Duplicate the lines starting at the one containing "session-total: 19 Mins [2082,689,2165,786]" and ending at the one containing "notes-text: Wet &".

* Start *

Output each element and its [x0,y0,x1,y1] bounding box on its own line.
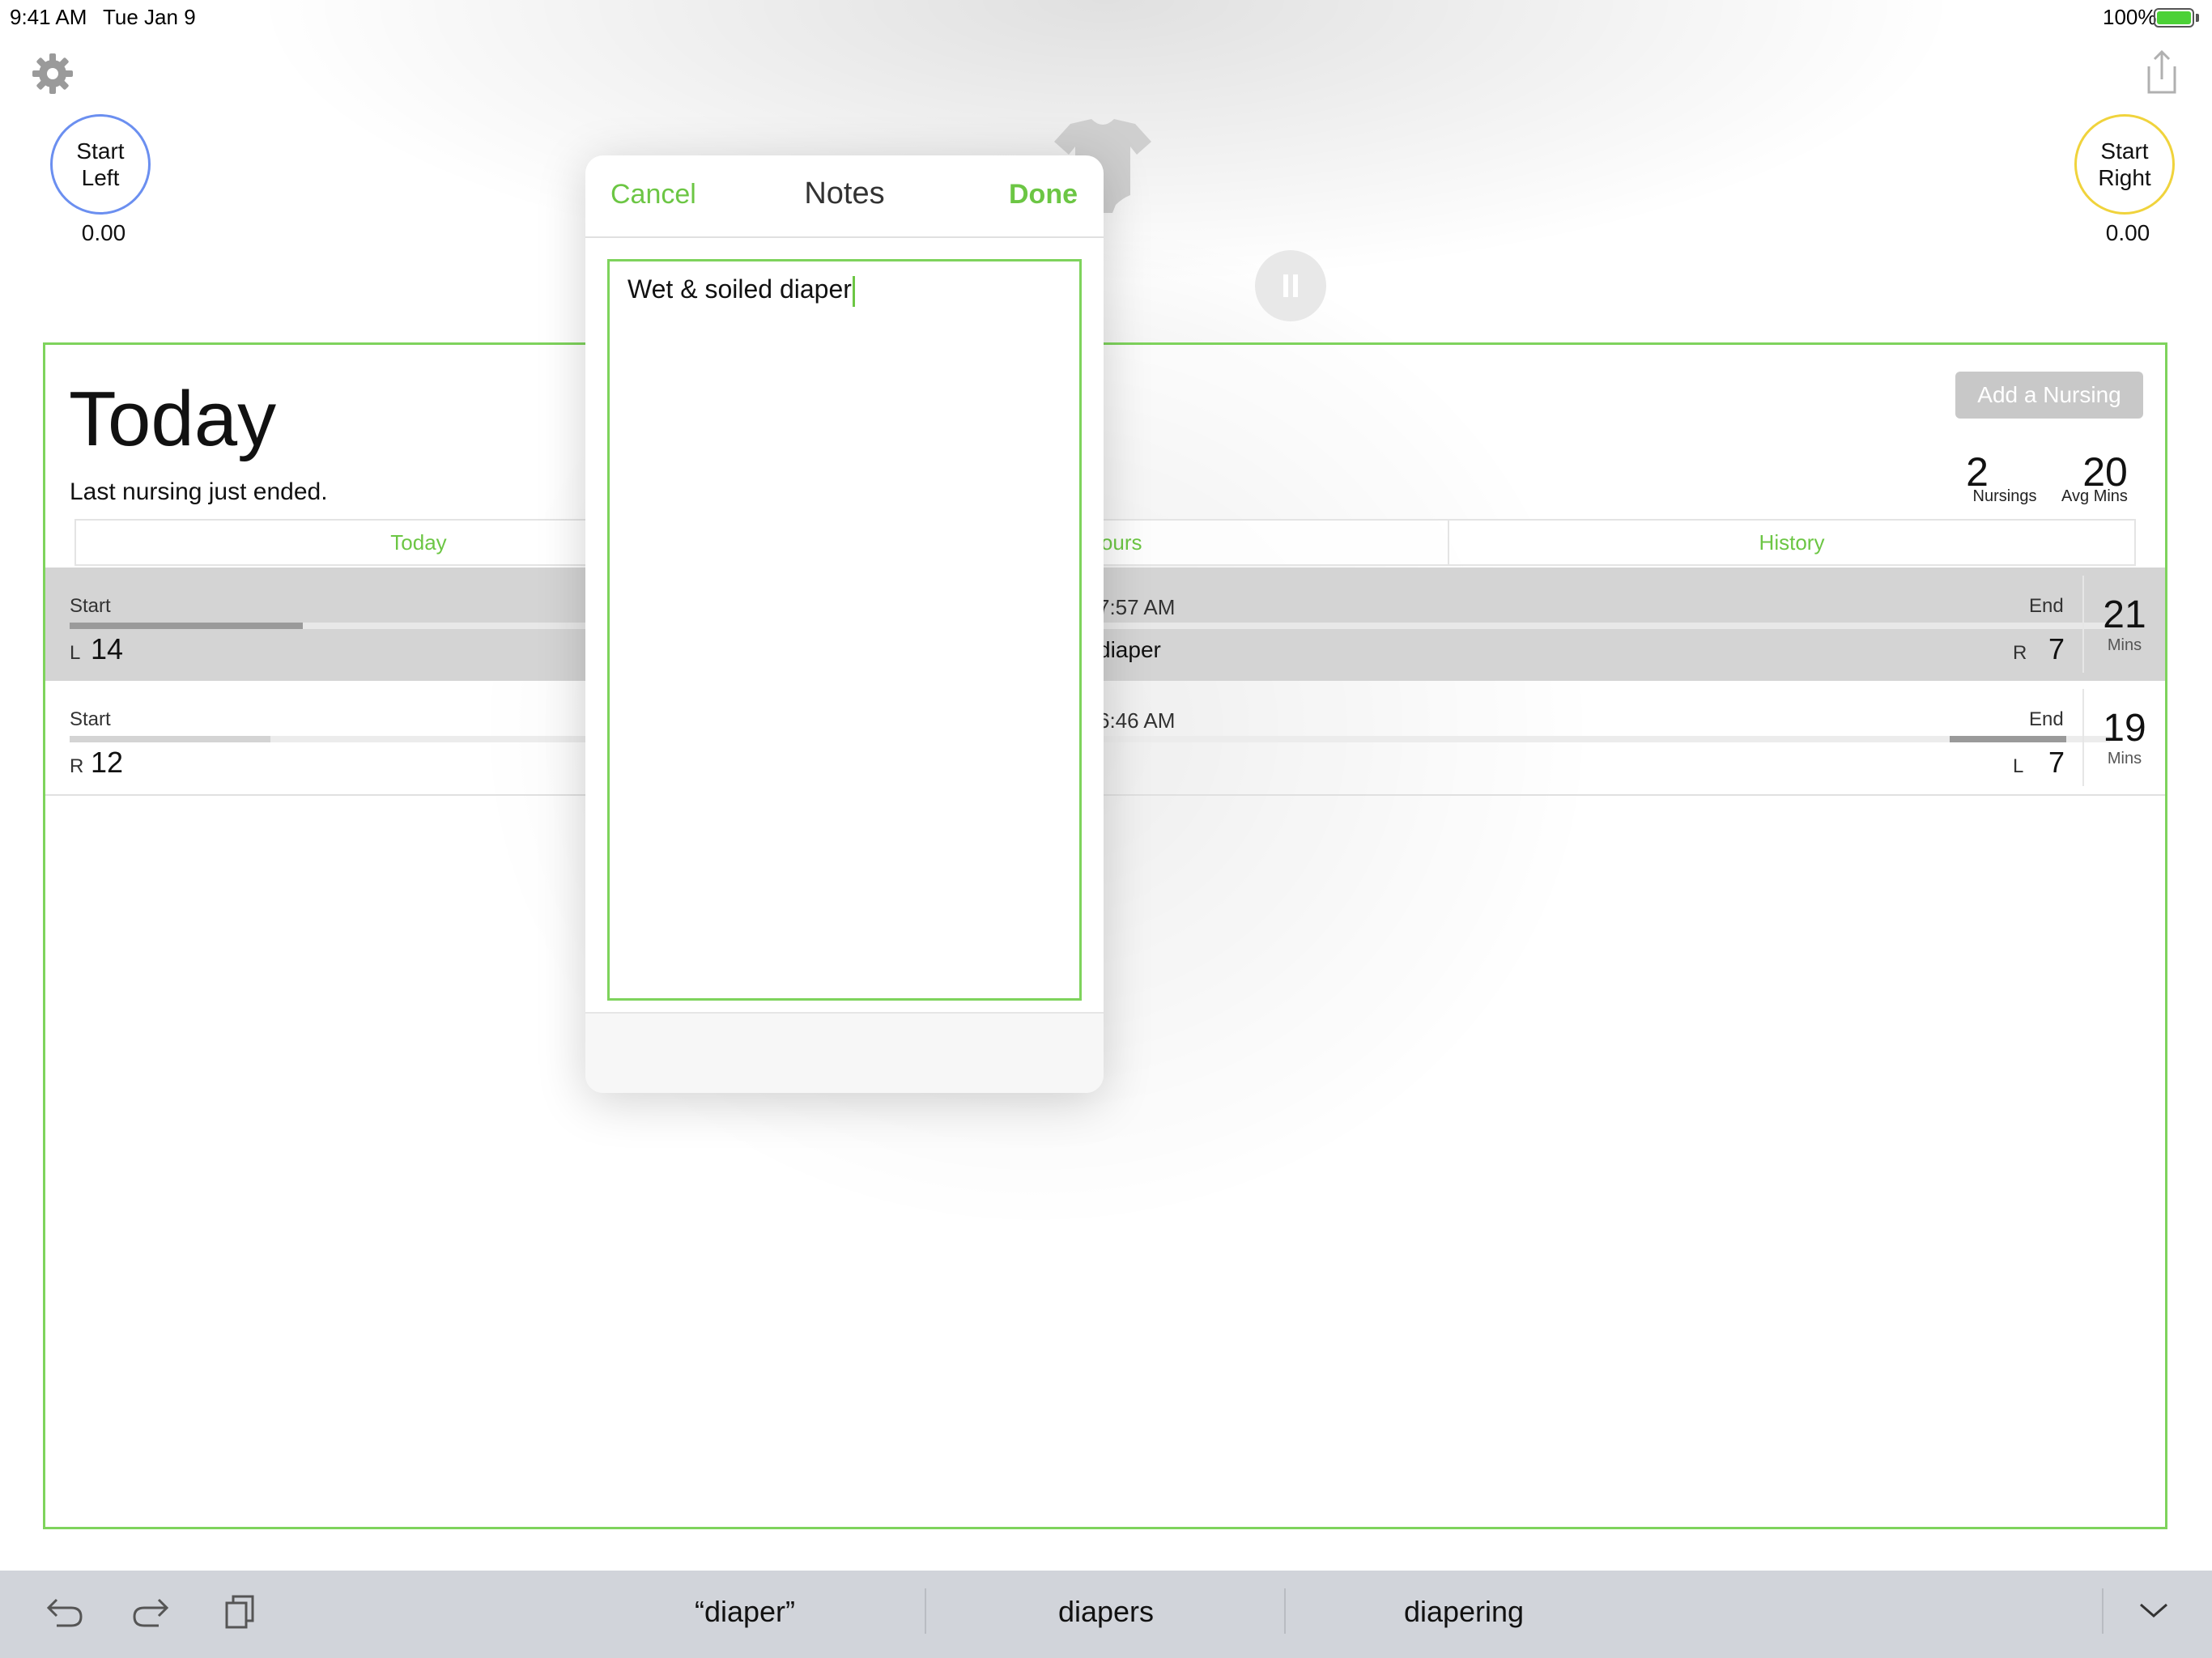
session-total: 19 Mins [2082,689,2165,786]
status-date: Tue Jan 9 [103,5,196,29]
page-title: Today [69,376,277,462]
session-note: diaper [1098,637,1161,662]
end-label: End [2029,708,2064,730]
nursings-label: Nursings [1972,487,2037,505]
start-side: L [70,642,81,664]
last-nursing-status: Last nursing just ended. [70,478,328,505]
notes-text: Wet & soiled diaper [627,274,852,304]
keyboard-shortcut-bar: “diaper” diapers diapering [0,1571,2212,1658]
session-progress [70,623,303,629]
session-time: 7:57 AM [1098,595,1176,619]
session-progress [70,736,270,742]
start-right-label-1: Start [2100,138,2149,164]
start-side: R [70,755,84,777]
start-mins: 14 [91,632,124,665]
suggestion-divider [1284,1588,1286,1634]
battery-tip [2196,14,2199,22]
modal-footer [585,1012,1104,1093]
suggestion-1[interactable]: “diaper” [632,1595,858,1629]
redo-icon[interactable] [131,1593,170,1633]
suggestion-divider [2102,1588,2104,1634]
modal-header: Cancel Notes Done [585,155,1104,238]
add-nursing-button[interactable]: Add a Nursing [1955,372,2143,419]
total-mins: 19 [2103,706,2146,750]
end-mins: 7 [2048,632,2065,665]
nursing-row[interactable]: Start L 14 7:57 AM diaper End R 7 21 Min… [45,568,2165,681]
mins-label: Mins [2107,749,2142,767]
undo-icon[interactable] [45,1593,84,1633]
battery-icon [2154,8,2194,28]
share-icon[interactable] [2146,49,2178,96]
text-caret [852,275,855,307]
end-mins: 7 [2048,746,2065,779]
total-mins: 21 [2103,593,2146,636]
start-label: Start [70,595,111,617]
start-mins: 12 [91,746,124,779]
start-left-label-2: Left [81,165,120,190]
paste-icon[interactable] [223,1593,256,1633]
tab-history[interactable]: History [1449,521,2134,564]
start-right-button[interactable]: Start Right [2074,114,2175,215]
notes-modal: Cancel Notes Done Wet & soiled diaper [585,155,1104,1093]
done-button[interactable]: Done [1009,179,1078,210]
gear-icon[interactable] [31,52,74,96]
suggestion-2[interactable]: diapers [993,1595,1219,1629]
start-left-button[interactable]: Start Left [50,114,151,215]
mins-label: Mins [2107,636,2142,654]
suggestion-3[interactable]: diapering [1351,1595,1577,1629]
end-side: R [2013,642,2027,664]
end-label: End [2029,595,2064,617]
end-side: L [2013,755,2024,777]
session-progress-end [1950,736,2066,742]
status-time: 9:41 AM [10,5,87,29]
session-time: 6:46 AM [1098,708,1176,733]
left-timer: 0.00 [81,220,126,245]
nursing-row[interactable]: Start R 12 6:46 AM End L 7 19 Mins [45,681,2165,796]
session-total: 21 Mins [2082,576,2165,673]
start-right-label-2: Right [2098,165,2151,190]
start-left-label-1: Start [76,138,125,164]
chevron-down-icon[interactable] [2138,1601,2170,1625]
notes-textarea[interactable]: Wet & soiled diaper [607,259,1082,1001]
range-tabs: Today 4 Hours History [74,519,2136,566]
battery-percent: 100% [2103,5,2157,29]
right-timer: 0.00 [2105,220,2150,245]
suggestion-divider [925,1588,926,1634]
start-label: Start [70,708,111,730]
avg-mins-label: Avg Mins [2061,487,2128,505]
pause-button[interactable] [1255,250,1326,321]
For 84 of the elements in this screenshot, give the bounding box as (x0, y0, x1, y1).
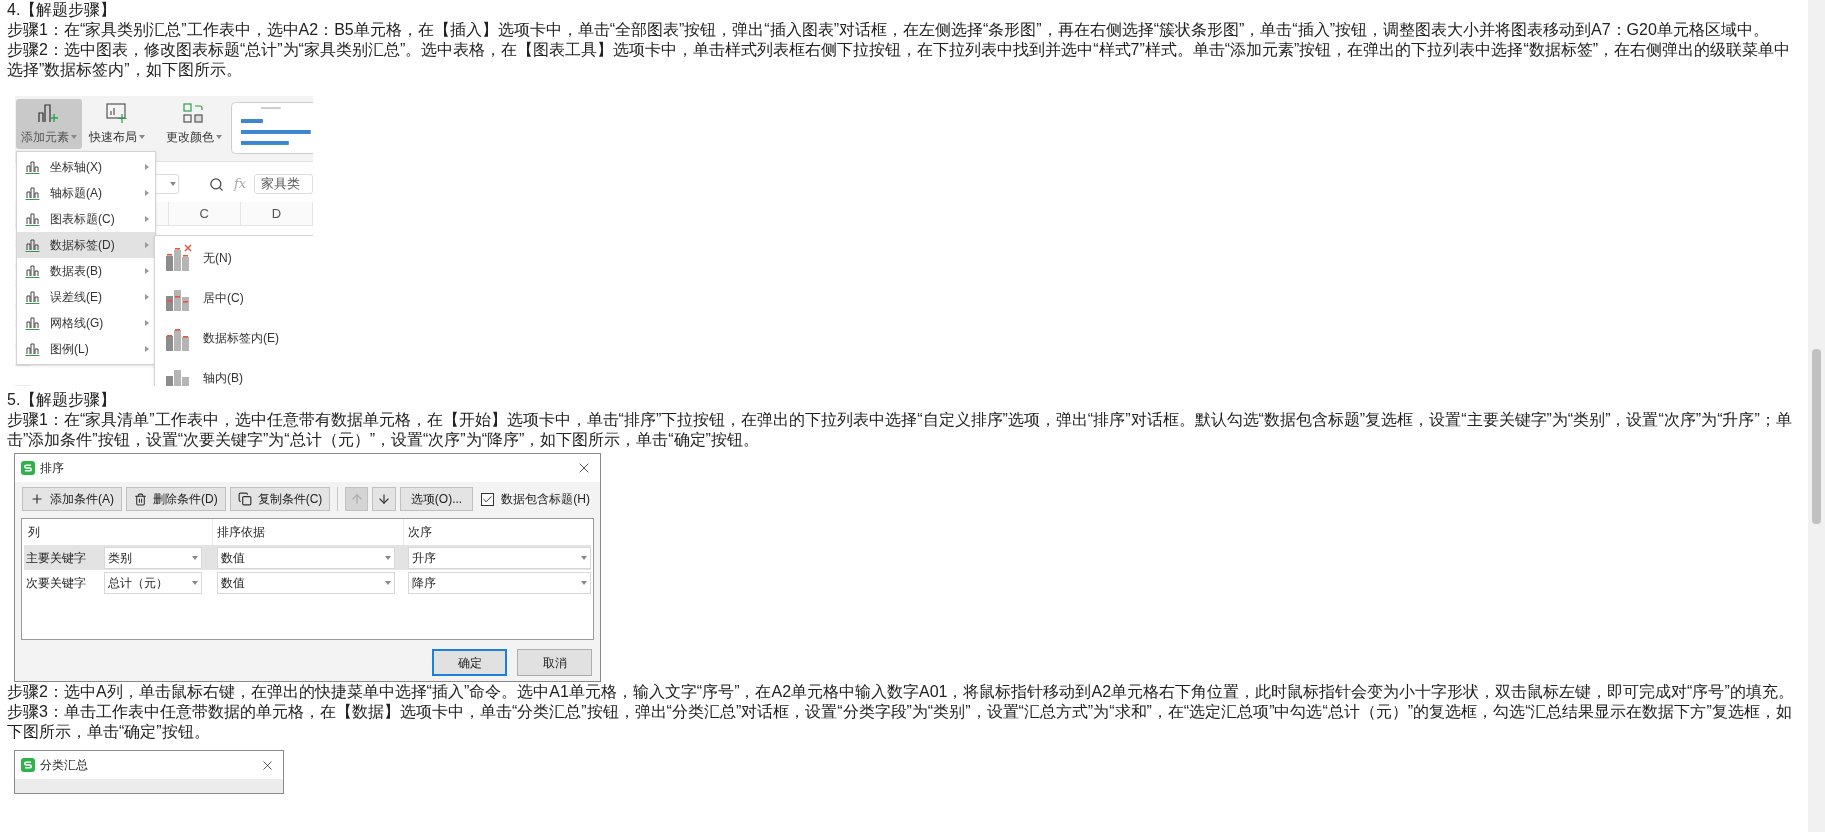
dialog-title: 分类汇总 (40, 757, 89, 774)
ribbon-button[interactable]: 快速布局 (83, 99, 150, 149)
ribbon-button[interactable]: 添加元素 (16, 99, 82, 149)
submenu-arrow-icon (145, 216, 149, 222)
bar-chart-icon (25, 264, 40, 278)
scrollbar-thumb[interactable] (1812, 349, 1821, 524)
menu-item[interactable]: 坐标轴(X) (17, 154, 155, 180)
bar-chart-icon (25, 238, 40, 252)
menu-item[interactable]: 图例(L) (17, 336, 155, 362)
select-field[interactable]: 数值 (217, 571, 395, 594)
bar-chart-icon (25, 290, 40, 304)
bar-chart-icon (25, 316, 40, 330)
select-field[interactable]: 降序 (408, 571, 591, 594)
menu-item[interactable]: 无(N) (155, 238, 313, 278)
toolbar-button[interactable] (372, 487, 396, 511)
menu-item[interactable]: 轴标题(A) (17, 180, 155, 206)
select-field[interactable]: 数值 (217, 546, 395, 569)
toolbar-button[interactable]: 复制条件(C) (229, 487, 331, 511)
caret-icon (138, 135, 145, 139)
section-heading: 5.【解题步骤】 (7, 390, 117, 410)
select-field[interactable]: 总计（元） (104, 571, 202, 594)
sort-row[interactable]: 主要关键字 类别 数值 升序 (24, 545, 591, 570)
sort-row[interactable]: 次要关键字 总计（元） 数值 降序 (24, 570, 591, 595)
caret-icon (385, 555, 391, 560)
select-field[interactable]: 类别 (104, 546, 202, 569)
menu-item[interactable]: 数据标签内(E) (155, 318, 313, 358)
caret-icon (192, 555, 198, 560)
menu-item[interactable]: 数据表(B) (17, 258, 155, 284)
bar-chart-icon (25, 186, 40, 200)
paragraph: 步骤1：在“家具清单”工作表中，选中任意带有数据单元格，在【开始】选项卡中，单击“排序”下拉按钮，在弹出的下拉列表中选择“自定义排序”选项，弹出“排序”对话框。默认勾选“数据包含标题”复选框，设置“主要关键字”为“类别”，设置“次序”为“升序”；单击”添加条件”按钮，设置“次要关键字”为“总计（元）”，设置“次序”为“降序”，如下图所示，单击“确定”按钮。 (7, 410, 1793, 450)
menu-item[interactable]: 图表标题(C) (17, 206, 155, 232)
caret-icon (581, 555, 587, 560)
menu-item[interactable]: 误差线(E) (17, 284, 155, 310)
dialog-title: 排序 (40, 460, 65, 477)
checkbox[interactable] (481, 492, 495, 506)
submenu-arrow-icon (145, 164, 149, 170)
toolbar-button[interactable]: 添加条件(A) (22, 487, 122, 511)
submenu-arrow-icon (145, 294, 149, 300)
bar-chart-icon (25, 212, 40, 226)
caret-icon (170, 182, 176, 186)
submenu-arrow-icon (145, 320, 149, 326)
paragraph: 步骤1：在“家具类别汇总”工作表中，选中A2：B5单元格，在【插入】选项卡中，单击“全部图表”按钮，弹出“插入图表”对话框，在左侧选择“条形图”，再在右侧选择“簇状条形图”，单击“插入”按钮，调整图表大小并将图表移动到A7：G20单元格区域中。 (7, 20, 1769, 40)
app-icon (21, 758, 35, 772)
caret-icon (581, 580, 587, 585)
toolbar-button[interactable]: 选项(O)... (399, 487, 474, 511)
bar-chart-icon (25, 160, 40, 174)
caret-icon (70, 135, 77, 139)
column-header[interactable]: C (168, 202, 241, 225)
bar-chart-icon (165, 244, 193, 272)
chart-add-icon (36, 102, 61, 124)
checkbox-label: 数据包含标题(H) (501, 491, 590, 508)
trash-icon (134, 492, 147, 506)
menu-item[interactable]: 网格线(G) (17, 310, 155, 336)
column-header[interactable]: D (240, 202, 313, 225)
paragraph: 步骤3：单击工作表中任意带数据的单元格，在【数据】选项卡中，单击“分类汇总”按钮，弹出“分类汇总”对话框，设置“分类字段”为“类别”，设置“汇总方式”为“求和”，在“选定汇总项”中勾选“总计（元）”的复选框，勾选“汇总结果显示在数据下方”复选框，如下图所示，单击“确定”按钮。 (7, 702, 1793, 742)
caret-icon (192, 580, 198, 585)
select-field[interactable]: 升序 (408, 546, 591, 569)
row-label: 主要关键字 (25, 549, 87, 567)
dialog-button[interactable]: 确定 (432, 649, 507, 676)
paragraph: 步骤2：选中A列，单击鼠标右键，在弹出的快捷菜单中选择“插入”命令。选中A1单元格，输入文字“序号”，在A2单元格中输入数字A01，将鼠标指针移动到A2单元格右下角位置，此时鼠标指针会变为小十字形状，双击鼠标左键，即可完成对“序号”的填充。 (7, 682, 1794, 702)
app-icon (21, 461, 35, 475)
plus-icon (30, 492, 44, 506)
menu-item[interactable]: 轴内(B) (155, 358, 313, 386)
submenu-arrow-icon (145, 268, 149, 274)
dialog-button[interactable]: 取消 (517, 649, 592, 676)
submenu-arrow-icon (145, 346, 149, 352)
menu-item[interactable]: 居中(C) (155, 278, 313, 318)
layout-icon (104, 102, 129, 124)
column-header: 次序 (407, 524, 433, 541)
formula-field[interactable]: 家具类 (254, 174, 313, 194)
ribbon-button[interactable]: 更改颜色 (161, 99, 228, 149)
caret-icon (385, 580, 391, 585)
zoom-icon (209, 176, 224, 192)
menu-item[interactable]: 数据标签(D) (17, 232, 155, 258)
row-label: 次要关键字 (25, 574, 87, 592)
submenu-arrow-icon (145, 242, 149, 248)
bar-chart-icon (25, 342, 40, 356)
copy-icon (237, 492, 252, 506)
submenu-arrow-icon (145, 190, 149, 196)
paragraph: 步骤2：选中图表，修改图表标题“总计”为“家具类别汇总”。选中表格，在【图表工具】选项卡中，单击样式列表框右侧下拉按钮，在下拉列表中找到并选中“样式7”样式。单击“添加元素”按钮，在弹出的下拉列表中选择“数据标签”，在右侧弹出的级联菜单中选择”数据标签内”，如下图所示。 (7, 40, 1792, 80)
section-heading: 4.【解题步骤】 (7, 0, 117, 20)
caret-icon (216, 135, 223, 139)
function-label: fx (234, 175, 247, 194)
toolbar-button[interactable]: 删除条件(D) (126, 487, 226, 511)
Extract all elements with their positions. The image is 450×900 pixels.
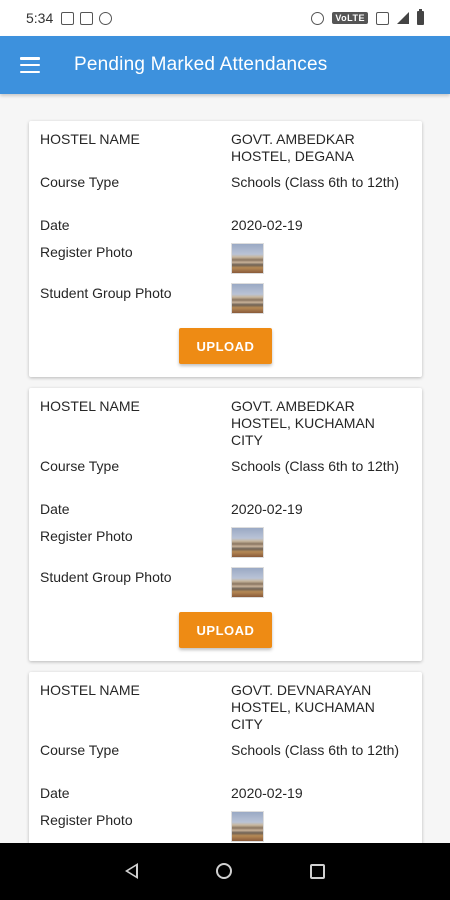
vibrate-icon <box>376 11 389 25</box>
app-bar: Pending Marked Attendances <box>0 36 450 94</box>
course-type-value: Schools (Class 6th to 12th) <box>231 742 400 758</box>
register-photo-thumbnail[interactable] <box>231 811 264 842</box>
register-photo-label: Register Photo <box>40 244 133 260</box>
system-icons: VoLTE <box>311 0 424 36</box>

* End *

**ANSWER TO THIS PROBLEM**
session-total: 19 Mins [2082,689,2165,786]
status-date: Tue Jan 9 [103,5,196,29]
page-title: Today [69,376,277,462]
session-note: diaper [1098,637,1161,662]
end-label: End [2029,708,2064,730]
nursings-label: Nursings [1972,487,2037,505]
start-side: L [70,642,81,664]
last-nursing-status: Last nursing just ended. [70,478,328,505]
notes-text: Wet & soiled diaper [627,274,852,304]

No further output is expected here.